— RECORDS FOR PROCESSING —
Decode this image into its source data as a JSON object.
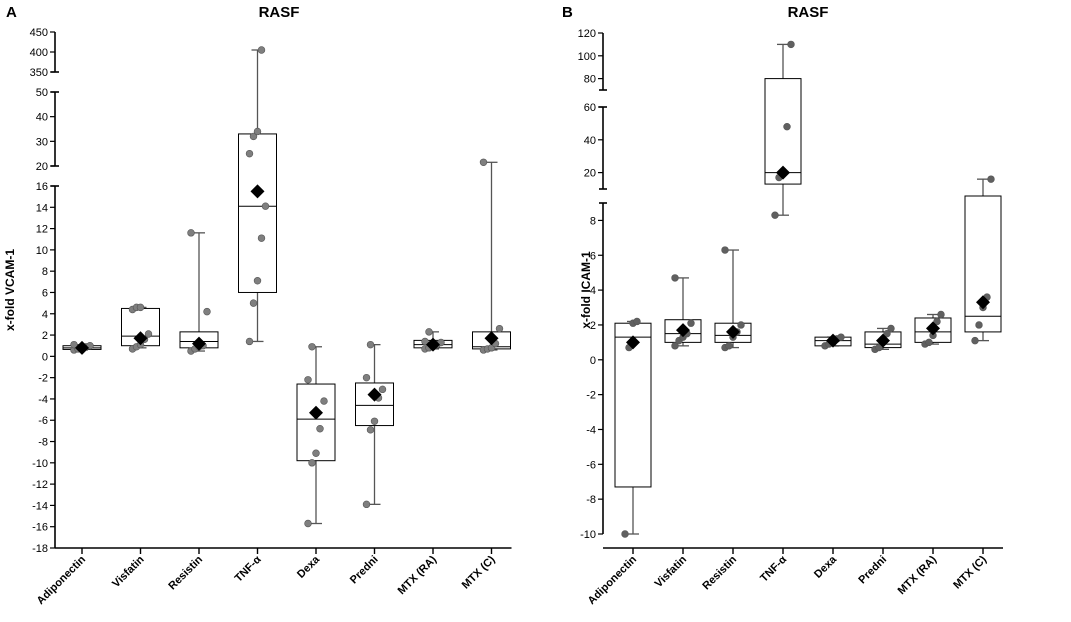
{
  "chart_data": [
    {
      "panel": "A",
      "type": "boxplot",
      "title": "RASF",
      "ylabel": "x-fold VCAM-1",
      "xlabel": "",
      "categories": [
        "Adiponectin",
        "Visfatin",
        "Resistin",
        "TNF-α",
        "Dexa",
        "Predni",
        "MTX (RA)",
        "MTX (C)"
      ],
      "y_segments": [
        {
          "range": [
            -18,
            16
          ],
          "ticks": [
            -18,
            -16,
            -14,
            -12,
            -10,
            -8,
            -6,
            -4,
            -2,
            0,
            2,
            4,
            6,
            8,
            10,
            12,
            14,
            16
          ],
          "tick_labels": [
            "-18",
            "-16",
            "-14",
            "-12",
            "-10",
            "-8",
            "-6",
            "-4",
            "-2",
            "0",
            "2",
            "4",
            "6",
            "8",
            "10",
            "12",
            "14",
            "16"
          ]
        },
        {
          "range": [
            20,
            50
          ],
          "ticks": [
            20,
            30,
            40,
            50
          ],
          "tick_labels": [
            "20",
            "30",
            "40",
            "50"
          ]
        },
        {
          "range": [
            350,
            450
          ],
          "ticks": [
            350,
            400,
            450
          ],
          "tick_labels": [
            "350",
            "400",
            "450"
          ]
        }
      ],
      "series": [
        {
          "name": "Adiponectin",
          "whisker_low": 0.6,
          "q1": 0.65,
          "median": 0.8,
          "q3": 1.0,
          "whisker_high": 1.1,
          "mean": 0.8,
          "points": [
            0.6,
            0.7,
            0.8,
            0.9,
            1.0,
            1.1
          ]
        },
        {
          "name": "Visfatin",
          "whisker_low": 0.8,
          "q1": 1.0,
          "median": 1.9,
          "q3": 4.5,
          "whisker_high": 4.6,
          "mean": 1.7,
          "points": [
            0.7,
            0.9,
            1.1,
            1.6,
            2.1,
            4.4,
            4.6,
            4.6
          ]
        },
        {
          "name": "Resistin",
          "whisker_low": 0.5,
          "q1": 0.8,
          "median": 1.4,
          "q3": 2.3,
          "whisker_high": 11.6,
          "mean": 1.2,
          "points": [
            0.5,
            0.7,
            0.9,
            1.0,
            4.2,
            11.6
          ]
        },
        {
          "name": "TNF-α",
          "whisker_low": 1.4,
          "q1": 6.0,
          "median": 14.1,
          "q3": 33.0,
          "whisker_high": 405,
          "mean": 15.5,
          "points": [
            1.4,
            5.0,
            7.1,
            11.1,
            14.1,
            25.0,
            32.0,
            34.0,
            405
          ]
        },
        {
          "name": "Dexa",
          "whisker_low": -15.7,
          "q1": -9.8,
          "median": -5.9,
          "q3": -2.6,
          "whisker_high": 0.9,
          "mean": -5.3,
          "points": [
            -15.7,
            -10.0,
            -9.1,
            -6.8,
            -4.2,
            -2.2,
            0.9
          ]
        },
        {
          "name": "Predni",
          "whisker_low": -13.9,
          "q1": -6.5,
          "median": -4.6,
          "q3": -2.5,
          "whisker_high": 1.1,
          "mean": -3.6,
          "points": [
            -13.9,
            -6.9,
            -6.1,
            -3.9,
            -3.1,
            -2.0,
            1.1
          ]
        },
        {
          "name": "MTX (RA)",
          "whisker_low": 0.7,
          "q1": 0.8,
          "median": 1.1,
          "q3": 1.5,
          "whisker_high": 2.3,
          "mean": 1.1,
          "points": [
            0.7,
            0.8,
            0.9,
            1.1,
            1.3,
            1.4,
            2.3
          ]
        },
        {
          "name": "MTX (C)",
          "whisker_low": 0.6,
          "q1": 0.7,
          "median": 0.9,
          "q3": 2.3,
          "whisker_high": 21.5,
          "mean": 1.7,
          "points": [
            0.6,
            0.7,
            0.8,
            1.2,
            2.6,
            21.5
          ]
        }
      ]
    },
    {
      "panel": "B",
      "type": "boxplot",
      "title": "RASF",
      "ylabel": "x-fold ICAM-1",
      "xlabel": "",
      "categories": [
        "Adiponectin",
        "Visfatin",
        "Resistin",
        "TNF-α",
        "Dexa",
        "Predni",
        "MTX (RA)",
        "MTX (C)"
      ],
      "y_segments": [
        {
          "range": [
            -10,
            9
          ],
          "ticks": [
            -10,
            -8,
            -6,
            -4,
            -2,
            0,
            2,
            4,
            6,
            8
          ],
          "tick_labels": [
            "-10",
            "-8",
            "-6",
            "-4",
            "-2",
            "0",
            "2",
            "4",
            "6",
            "8"
          ]
        },
        {
          "range": [
            10,
            60
          ],
          "ticks": [
            20,
            40,
            60
          ],
          "tick_labels": [
            "20",
            "40",
            "60"
          ]
        },
        {
          "range": [
            70,
            120
          ],
          "ticks": [
            80,
            100,
            120
          ],
          "tick_labels": [
            "80",
            "100",
            "120"
          ]
        }
      ],
      "series": [
        {
          "name": "Adiponectin",
          "whisker_low": -10.0,
          "q1": -7.3,
          "median": 1.3,
          "q3": 2.1,
          "whisker_high": 2.2,
          "mean": 1.0,
          "points": [
            -10.0,
            0.7,
            2.1,
            2.2
          ]
        },
        {
          "name": "Visfatin",
          "whisker_low": 0.8,
          "q1": 1.0,
          "median": 1.5,
          "q3": 2.3,
          "whisker_high": 4.7,
          "mean": 1.7,
          "points": [
            0.8,
            1.1,
            1.3,
            1.5,
            2.1,
            4.7
          ]
        },
        {
          "name": "Resistin",
          "whisker_low": 0.7,
          "q1": 1.0,
          "median": 1.4,
          "q3": 2.1,
          "whisker_high": 6.3,
          "mean": 1.6,
          "points": [
            0.7,
            0.8,
            1.3,
            1.6,
            2.0,
            6.3
          ]
        },
        {
          "name": "TNF-α",
          "whisker_low": 8.3,
          "q1": 13.0,
          "median": 20.0,
          "q3": 80.0,
          "whisker_high": 110.0,
          "mean": 20.0,
          "points": [
            8.3,
            17.0,
            21.0,
            48.0,
            110.0
          ]
        },
        {
          "name": "Dexa",
          "whisker_low": 0.8,
          "q1": 0.8,
          "median": 1.1,
          "q3": 1.3,
          "whisker_high": 1.3,
          "mean": 1.1,
          "points": [
            0.8,
            0.9,
            1.0,
            1.2,
            1.3
          ]
        },
        {
          "name": "Predni",
          "whisker_low": 0.6,
          "q1": 0.7,
          "median": 0.9,
          "q3": 1.6,
          "whisker_high": 1.8,
          "mean": 1.1,
          "points": [
            0.6,
            0.7,
            1.0,
            1.5,
            1.8
          ]
        },
        {
          "name": "MTX (RA)",
          "whisker_low": 0.9,
          "q1": 1.0,
          "median": 1.6,
          "q3": 2.4,
          "whisker_high": 2.6,
          "mean": 1.8,
          "points": [
            0.9,
            1.0,
            1.4,
            2.2,
            2.6
          ]
        },
        {
          "name": "MTX (C)",
          "whisker_low": 1.1,
          "q1": 1.6,
          "median": 2.5,
          "q3": 9.5,
          "whisker_high": 16.0,
          "mean": 3.3,
          "points": [
            1.1,
            2.0,
            3.0,
            3.6,
            16.0
          ]
        }
      ]
    }
  ],
  "colors": {
    "box_stroke": "#000000",
    "whisker": "#555555",
    "point_fill": "#7f7f7f",
    "point_fill_dark": "#606060",
    "mean_fill": "#000000",
    "axis": "#000000"
  }
}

— TASK DESCRIPTION —
Copy each line in full and exactly, omitting any picture.

— COMPLETED EXERCISE —
Decode this image into its source data as a JSON object.
{
  "chart_data": [
    {
      "panel": "A",
      "type": "boxplot",
      "title": "RASF",
      "ylabel": "x-fold VCAM-1",
      "xlabel": "",
      "categories": [
        "Adiponectin",
        "Visfatin",
        "Resistin",
        "TNF-α",
        "Dexa",
        "Predni",
        "MTX (RA)",
        "MTX (C)"
      ],
      "y_segments": [
        {
          "range": [
            -18,
            16
          ],
          "ticks": [
            -18,
            -16,
            -14,
            -12,
            -10,
            -8,
            -6,
            -4,
            -2,
            0,
            2,
            4,
            6,
            8,
            10,
            12,
            14,
            16
          ],
          "tick_labels": [
            "-18",
            "-16",
            "-14",
            "-12",
            "-10",
            "-8",
            "-6",
            "-4",
            "-2",
            "0",
            "2",
            "4",
            "6",
            "8",
            "10",
            "12",
            "14",
            "16"
          ]
        },
        {
          "range": [
            20,
            50
          ],
          "ticks": [
            20,
            30,
            40,
            50
          ],
          "tick_labels": [
            "20",
            "30",
            "40",
            "50"
          ]
        },
        {
          "range": [
            350,
            450
          ],
          "ticks": [
            350,
            400,
            450
          ],
          "tick_labels": [
            "350",
            "400",
            "450"
          ]
        }
      ],
      "series": [
        {
          "name": "Adiponectin",
          "whisker_low": 0.6,
          "q1": 0.65,
          "median": 0.8,
          "q3": 1.0,
          "whisker_high": 1.1,
          "mean": 0.8,
          "points": [
            0.6,
            0.7,
            0.8,
            0.9,
            1.0,
            1.1
          ]
        },
        {
          "name": "Visfatin",
          "whisker_low": 0.8,
          "q1": 1.0,
          "median": 1.9,
          "q3": 4.5,
          "whisker_high": 4.6,
          "mean": 1.7,
          "points": [
            0.7,
            0.9,
            1.1,
            1.6,
            2.1,
            4.4,
            4.6,
            4.6
          ]
        },
        {
          "name": "Resistin",
          "whisker_low": 0.5,
          "q1": 0.8,
          "median": 1.4,
          "q3": 2.3,
          "whisker_high": 11.6,
          "mean": 1.2,
          "points": [
            0.5,
            0.7,
            0.9,
            1.0,
            4.2,
            11.6
          ]
        },
        {
          "name": "TNF-α",
          "whisker_low": 1.4,
          "q1": 6.0,
          "median": 14.1,
          "q3": 33.0,
          "whisker_high": 405,
          "mean": 15.5,
          "points": [
            1.4,
            5.0,
            7.1,
            11.1,
            14.1,
            25.0,
            32.0,
            34.0,
            405
          ]
        },
        {
          "name": "Dexa",
          "whisker_low": -15.7,
          "q1": -9.8,
          "median": -5.9,
          "q3": -2.6,
          "whisker_high": 0.9,
          "mean": -5.3,
          "points": [
            -15.7,
            -10.0,
            -9.1,
            -6.8,
            -4.2,
            -2.2,
            0.9
          ]
        },
        {
          "name": "Predni",
          "whisker_low": -13.9,
          "q1": -6.5,
          "median": -4.6,
          "q3": -2.5,
          "whisker_high": 1.1,
          "mean": -3.6,
          "points": [
            -13.9,
            -6.9,
            -6.1,
            -3.9,
            -3.1,
            -2.0,
            1.1
          ]
        },
        {
          "name": "MTX (RA)",
          "whisker_low": 0.7,
          "q1": 0.8,
          "median": 1.1,
          "q3": 1.5,
          "whisker_high": 2.3,
          "mean": 1.1,
          "points": [
            0.7,
            0.8,
            0.9,
            1.1,
            1.3,
            1.4,
            2.3
          ]
        },
        {
          "name": "MTX (C)",
          "whisker_low": 0.6,
          "q1": 0.7,
          "median": 0.9,
          "q3": 2.3,
          "whisker_high": 21.5,
          "mean": 1.7,
          "points": [
            0.6,
            0.7,
            0.8,
            1.2,
            2.6,
            21.5
          ]
        }
      ]
    },
    {
      "panel": "B",
      "type": "boxplot",
      "title": "RASF",
      "ylabel": "x-fold ICAM-1",
      "xlabel": "",
      "categories": [
        "Adiponectin",
        "Visfatin",
        "Resistin",
        "TNF-α",
        "Dexa",
        "Predni",
        "MTX (RA)",
        "MTX (C)"
      ],
      "y_segments": [
        {
          "range": [
            -10,
            9
          ],
          "ticks": [
            -10,
            -8,
            -6,
            -4,
            -2,
            0,
            2,
            4,
            6,
            8
          ],
          "tick_labels": [
            "-10",
            "-8",
            "-6",
            "-4",
            "-2",
            "0",
            "2",
            "4",
            "6",
            "8"
          ]
        },
        {
          "range": [
            10,
            60
          ],
          "ticks": [
            20,
            40,
            60
          ],
          "tick_labels": [
            "20",
            "40",
            "60"
          ]
        },
        {
          "range": [
            70,
            120
          ],
          "ticks": [
            80,
            100,
            120
          ],
          "tick_labels": [
            "80",
            "100",
            "120"
          ]
        }
      ],
      "series": [
        {
          "name": "Adiponectin",
          "whisker_low": -10.0,
          "q1": -7.3,
          "median": 1.3,
          "q3": 2.1,
          "whisker_high": 2.2,
          "mean": 1.0,
          "points": [
            -10.0,
            0.7,
            2.1,
            2.2
          ]
        },
        {
          "name": "Visfatin",
          "whisker_low": 0.8,
          "q1": 1.0,
          "median": 1.5,
          "q3": 2.3,
          "whisker_high": 4.7,
          "mean": 1.7,
          "points": [
            0.8,
            1.1,
            1.3,
            1.5,
            2.1,
            4.7
          ]
        },
        {
          "name": "Resistin",
          "whisker_low": 0.7,
          "q1": 1.0,
          "median": 1.4,
          "q3": 2.1,
          "whisker_high": 6.3,
          "mean": 1.6,
          "points": [
            0.7,
            0.8,
            1.3,
            1.6,
            2.0,
            6.3
          ]
        },
        {
          "name": "TNF-α",
          "whisker_low": 8.3,
          "q1": 13.0,
          "median": 20.0,
          "q3": 80.0,
          "whisker_high": 110.0,
          "mean": 20.0,
          "points": [
            8.3,
            17.0,
            21.0,
            48.0,
            110.0
          ]
        },
        {
          "name": "Dexa",
          "whisker_low": 0.8,
          "q1": 0.8,
          "median": 1.1,
          "q3": 1.3,
          "whisker_high": 1.3,
          "mean": 1.1,
          "points": [
            0.8,
            0.9,
            1.0,
            1.2,
            1.3
          ]
        },
        {
          "name": "Predni",
          "whisker_low": 0.6,
          "q1": 0.7,
          "median": 0.9,
          "q3": 1.6,
          "whisker_high": 1.8,
          "mean": 1.1,
          "points": [
            0.6,
            0.7,
            1.0,
            1.5,
            1.8
          ]
        },
        {
          "name": "MTX (RA)",
          "whisker_low": 0.9,
          "q1": 1.0,
          "median": 1.6,
          "q3": 2.4,
          "whisker_high": 2.6,
          "mean": 1.8,
          "points": [
            0.9,
            1.0,
            1.4,
            2.2,
            2.6
          ]
        },
        {
          "name": "MTX (C)",
          "whisker_low": 1.1,
          "q1": 1.6,
          "median": 2.5,
          "q3": 9.5,
          "whisker_high": 16.0,
          "mean": 3.3,
          "points": [
            1.1,
            2.0,
            3.0,
            3.6,
            16.0
          ]
        }
      ]
    }
  ],
  "colors": {
    "box_stroke": "#000000",
    "whisker": "#555555",
    "point_fill": "#7f7f7f",
    "point_fill_dark": "#606060",
    "mean_fill": "#000000",
    "axis": "#000000"
  }
}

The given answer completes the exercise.